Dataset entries
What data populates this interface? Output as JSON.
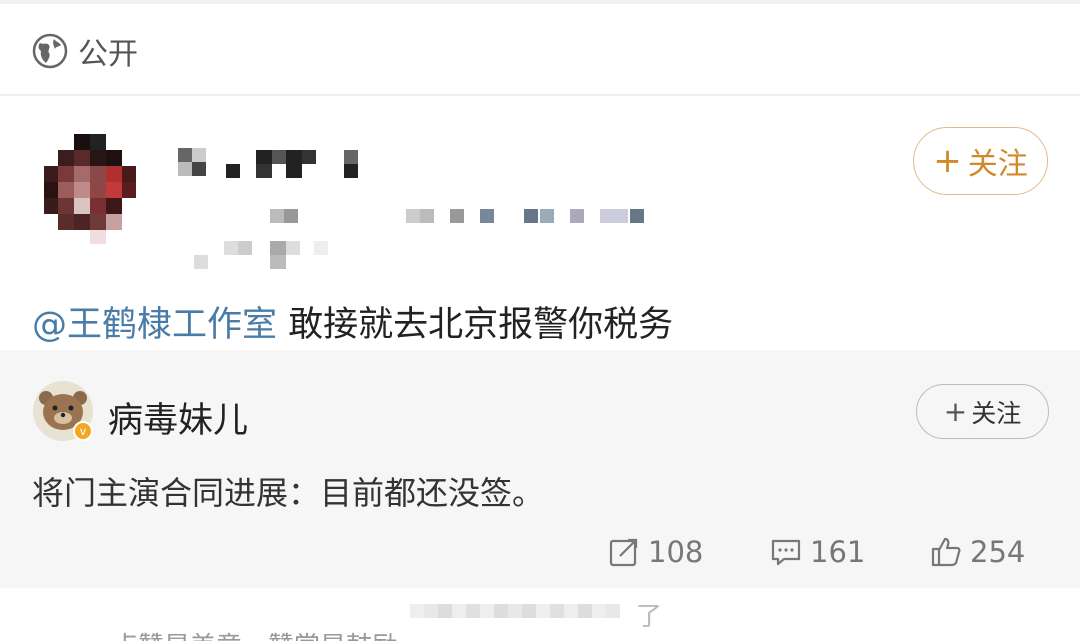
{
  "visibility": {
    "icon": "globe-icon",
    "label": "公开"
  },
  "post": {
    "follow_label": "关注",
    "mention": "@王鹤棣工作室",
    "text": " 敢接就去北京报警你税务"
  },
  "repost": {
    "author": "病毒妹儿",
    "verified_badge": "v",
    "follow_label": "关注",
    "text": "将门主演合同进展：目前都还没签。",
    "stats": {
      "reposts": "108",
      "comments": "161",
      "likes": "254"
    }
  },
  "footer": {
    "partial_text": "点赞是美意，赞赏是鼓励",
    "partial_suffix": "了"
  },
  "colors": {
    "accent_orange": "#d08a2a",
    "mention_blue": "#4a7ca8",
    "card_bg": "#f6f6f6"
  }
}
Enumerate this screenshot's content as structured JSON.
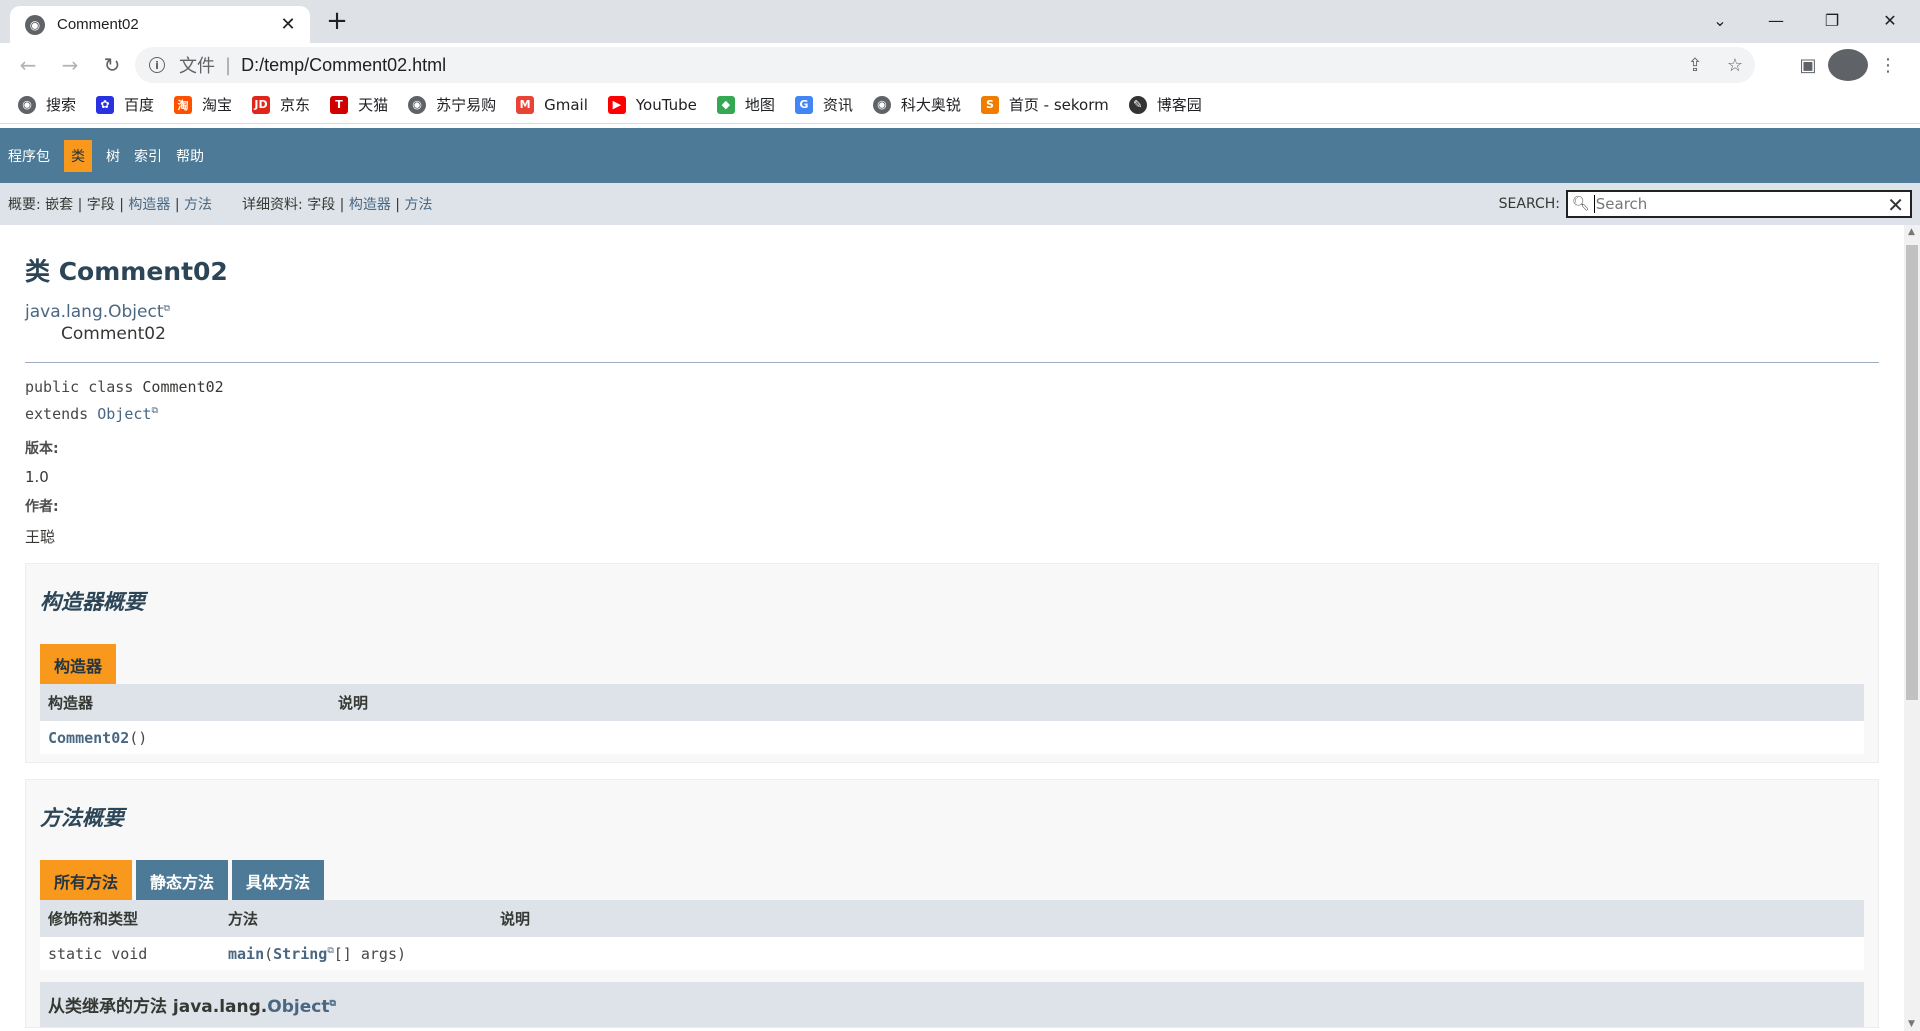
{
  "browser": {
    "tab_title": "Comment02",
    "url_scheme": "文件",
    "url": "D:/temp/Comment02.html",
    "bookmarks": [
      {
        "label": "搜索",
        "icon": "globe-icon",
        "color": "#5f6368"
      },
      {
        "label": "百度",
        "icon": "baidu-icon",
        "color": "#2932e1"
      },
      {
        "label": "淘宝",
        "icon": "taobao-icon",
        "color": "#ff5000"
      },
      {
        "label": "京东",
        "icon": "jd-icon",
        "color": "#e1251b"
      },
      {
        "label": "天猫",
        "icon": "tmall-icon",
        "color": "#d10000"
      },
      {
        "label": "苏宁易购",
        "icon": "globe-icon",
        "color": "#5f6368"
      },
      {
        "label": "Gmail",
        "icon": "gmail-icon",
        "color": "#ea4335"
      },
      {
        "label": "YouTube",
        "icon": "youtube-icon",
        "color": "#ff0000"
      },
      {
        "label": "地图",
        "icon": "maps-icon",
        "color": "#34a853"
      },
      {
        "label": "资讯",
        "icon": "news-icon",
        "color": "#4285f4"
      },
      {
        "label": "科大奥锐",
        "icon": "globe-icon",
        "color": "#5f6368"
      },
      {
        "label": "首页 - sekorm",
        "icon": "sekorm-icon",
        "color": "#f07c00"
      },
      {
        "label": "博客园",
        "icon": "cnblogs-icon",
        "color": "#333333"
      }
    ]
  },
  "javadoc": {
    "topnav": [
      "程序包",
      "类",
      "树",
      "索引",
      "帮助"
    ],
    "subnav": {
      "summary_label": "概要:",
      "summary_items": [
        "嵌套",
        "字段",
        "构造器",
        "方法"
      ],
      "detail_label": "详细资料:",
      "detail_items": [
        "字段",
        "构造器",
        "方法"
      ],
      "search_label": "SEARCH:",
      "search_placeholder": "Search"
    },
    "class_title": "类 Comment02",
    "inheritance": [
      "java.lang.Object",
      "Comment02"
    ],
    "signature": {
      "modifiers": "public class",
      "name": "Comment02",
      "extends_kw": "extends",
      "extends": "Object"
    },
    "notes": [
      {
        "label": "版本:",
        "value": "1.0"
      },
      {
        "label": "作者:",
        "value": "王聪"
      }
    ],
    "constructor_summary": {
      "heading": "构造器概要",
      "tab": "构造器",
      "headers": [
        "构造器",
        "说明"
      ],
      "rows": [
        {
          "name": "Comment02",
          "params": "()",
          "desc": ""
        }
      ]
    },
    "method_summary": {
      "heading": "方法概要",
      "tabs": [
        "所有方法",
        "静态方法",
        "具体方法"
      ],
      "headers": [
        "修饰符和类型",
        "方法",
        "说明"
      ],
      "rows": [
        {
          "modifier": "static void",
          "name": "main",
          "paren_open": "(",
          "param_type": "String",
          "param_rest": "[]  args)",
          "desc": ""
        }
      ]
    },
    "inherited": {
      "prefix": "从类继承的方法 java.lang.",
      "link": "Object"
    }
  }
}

» The task:
Every record must be copied exactly, with the pictures left out.

» Solution below:
What data populates this interface? Output as JSON.
{
  "visibility": {
    "icon": "globe-icon",
    "label": "公开"
  },
  "post": {
    "follow_label": "关注",
    "mention": "@王鹤棣工作室",
    "text": " 敢接就去北京报警你税务"
  },
  "repost": {
    "author": "病毒妹儿",
    "verified_badge": "v",
    "follow_label": "关注",
    "text": "将门主演合同进展：目前都还没签。",
    "stats": {
      "reposts": "108",
      "comments": "161",
      "likes": "254"
    }
  },
  "footer": {
    "partial_text": "点赞是美意，赞赏是鼓励",
    "partial_suffix": "了"
  },
  "colors": {
    "accent_orange": "#d08a2a",
    "mention_blue": "#4a7ca8",
    "card_bg": "#f6f6f6"
  }
}
Enumerate this screenshot's content as structured JSON.
{
  "browser": {
    "tab_title": "Comment02",
    "url_scheme": "文件",
    "url": "D:/temp/Comment02.html",
    "bookmarks": [
      {
        "label": "搜索",
        "icon": "globe-icon",
        "color": "#5f6368"
      },
      {
        "label": "百度",
        "icon": "baidu-icon",
        "color": "#2932e1"
      },
      {
        "label": "淘宝",
        "icon": "taobao-icon",
        "color": "#ff5000"
      },
      {
        "label": "京东",
        "icon": "jd-icon",
        "color": "#e1251b"
      },
      {
        "label": "天猫",
        "icon": "tmall-icon",
        "color": "#d10000"
      },
      {
        "label": "苏宁易购",
        "icon": "globe-icon",
        "color": "#5f6368"
      },
      {
        "label": "Gmail",
        "icon": "gmail-icon",
        "color": "#ea4335"
      },
      {
        "label": "YouTube",
        "icon": "youtube-icon",
        "color": "#ff0000"
      },
      {
        "label": "地图",
        "icon": "maps-icon",
        "color": "#34a853"
      },
      {
        "label": "资讯",
        "icon": "news-icon",
        "color": "#4285f4"
      },
      {
        "label": "科大奥锐",
        "icon": "globe-icon",
        "color": "#5f6368"
      },
      {
        "label": "首页 - sekorm",
        "icon": "sekorm-icon",
        "color": "#f07c00"
      },
      {
        "label": "博客园",
        "icon": "cnblogs-icon",
        "color": "#333333"
      }
    ]
  },
  "javadoc": {
    "topnav": [
      "程序包",
      "类",
      "树",
      "索引",
      "帮助"
    ],
    "subnav": {
      "summary_label": "概要:",
      "summary_items": [
        "嵌套",
        "字段",
        "构造器",
        "方法"
      ],
      "detail_label": "详细资料:",
      "detail_items": [
        "字段",
        "构造器",
        "方法"
      ],
      "search_label": "SEARCH:",
      "search_placeholder": "Search"
    },
    "class_title": "类 Comment02",
    "inheritance": [
      "java.lang.Object",
      "Comment02"
    ],
    "signature": {
      "modifiers": "public class",
      "name": "Comment02",
      "extends_kw": "extends",
      "extends": "Object"
    },
    "notes": [
      {
        "label": "版本:",
        "value": "1.0"
      },
      {
        "label": "作者:",
        "value": "王聪"
      }
    ],
    "constructor_summary": {
      "heading": "构造器概要",
      "tab": "构造器",
      "headers": [
        "构造器",
        "说明"
      ],
      "rows": [
        {
          "name": "Comment02",
          "params": "()",
          "desc": ""
        }
      ]
    },
    "method_summary": {
      "heading": "方法概要",
      "tabs": [
        "所有方法",
        "静态方法",
        "具体方法"
      ],
      "headers": [
        "修饰符和类型",
        "方法",
        "说明"
      ],
      "rows": [
        {
          "modifier": "static void",
          "name": "main",
          "paren_open": "(",
          "param_type": "String",
          "param_rest": "[]  args)",
          "desc": ""
        }
      ]
    },
    "inherited": {
      "prefix": "从类继承的方法 java.lang.",
      "link": "Object"
    }
  }
}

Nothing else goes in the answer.